### What you are asked to do
Leave the pictures out and print every record below exactly as it stands.

:: Source material

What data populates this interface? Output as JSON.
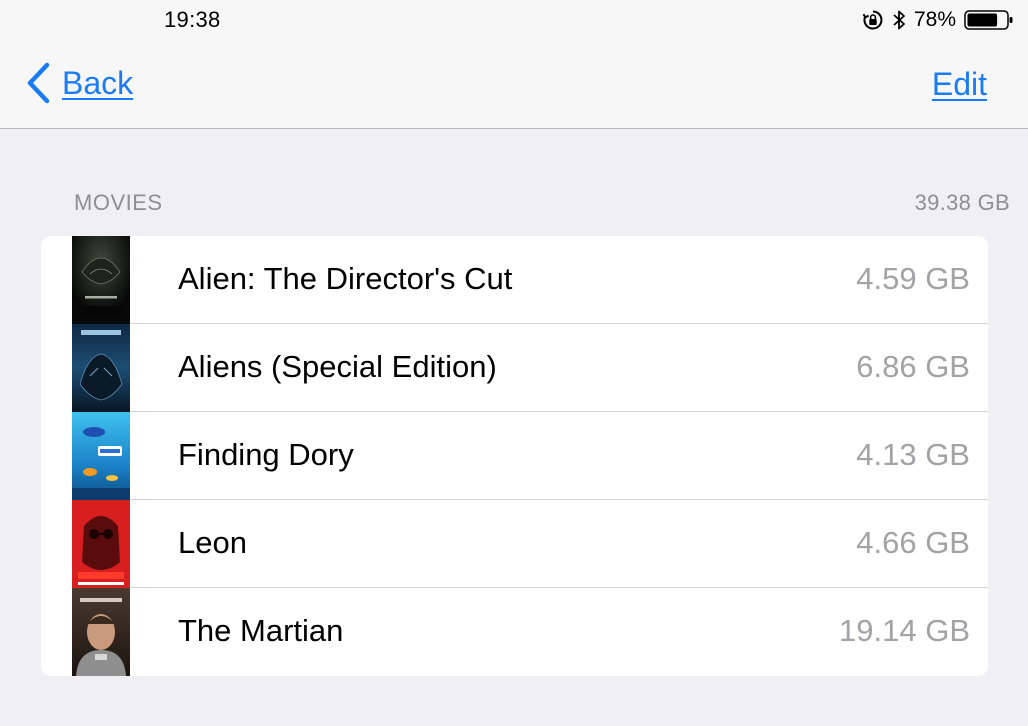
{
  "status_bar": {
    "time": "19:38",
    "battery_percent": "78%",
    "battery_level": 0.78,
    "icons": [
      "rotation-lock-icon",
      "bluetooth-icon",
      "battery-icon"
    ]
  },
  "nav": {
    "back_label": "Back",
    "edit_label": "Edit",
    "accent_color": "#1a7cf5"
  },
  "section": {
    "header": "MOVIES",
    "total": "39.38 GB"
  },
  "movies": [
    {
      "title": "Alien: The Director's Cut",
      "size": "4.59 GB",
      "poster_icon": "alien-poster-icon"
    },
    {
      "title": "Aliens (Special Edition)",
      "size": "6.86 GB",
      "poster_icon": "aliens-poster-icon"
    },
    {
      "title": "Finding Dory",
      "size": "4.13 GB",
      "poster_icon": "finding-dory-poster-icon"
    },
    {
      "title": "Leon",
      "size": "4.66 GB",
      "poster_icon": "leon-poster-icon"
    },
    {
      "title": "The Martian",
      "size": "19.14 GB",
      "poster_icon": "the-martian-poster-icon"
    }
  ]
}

::::

### Full output
What data populates this interface? Output as JSON.
{
  "status_bar": {
    "time": "19:38",
    "battery_percent": "78%",
    "battery_level": 0.78,
    "icons": [
      "rotation-lock-icon",
      "bluetooth-icon",
      "battery-icon"
    ]
  },
  "nav": {
    "back_label": "Back",
    "edit_label": "Edit",
    "accent_color": "#1a7cf5"
  },
  "section": {
    "header": "MOVIES",
    "total": "39.38 GB"
  },
  "movies": [
    {
      "title": "Alien: The Director's Cut",
      "size": "4.59 GB",
      "poster_icon": "alien-poster-icon"
    },
    {
      "title": "Aliens (Special Edition)",
      "size": "6.86 GB",
      "poster_icon": "aliens-poster-icon"
    },
    {
      "title": "Finding Dory",
      "size": "4.13 GB",
      "poster_icon": "finding-dory-poster-icon"
    },
    {
      "title": "Leon",
      "size": "4.66 GB",
      "poster_icon": "leon-poster-icon"
    },
    {
      "title": "The Martian",
      "size": "19.14 GB",
      "poster_icon": "the-martian-poster-icon"
    }
  ]
}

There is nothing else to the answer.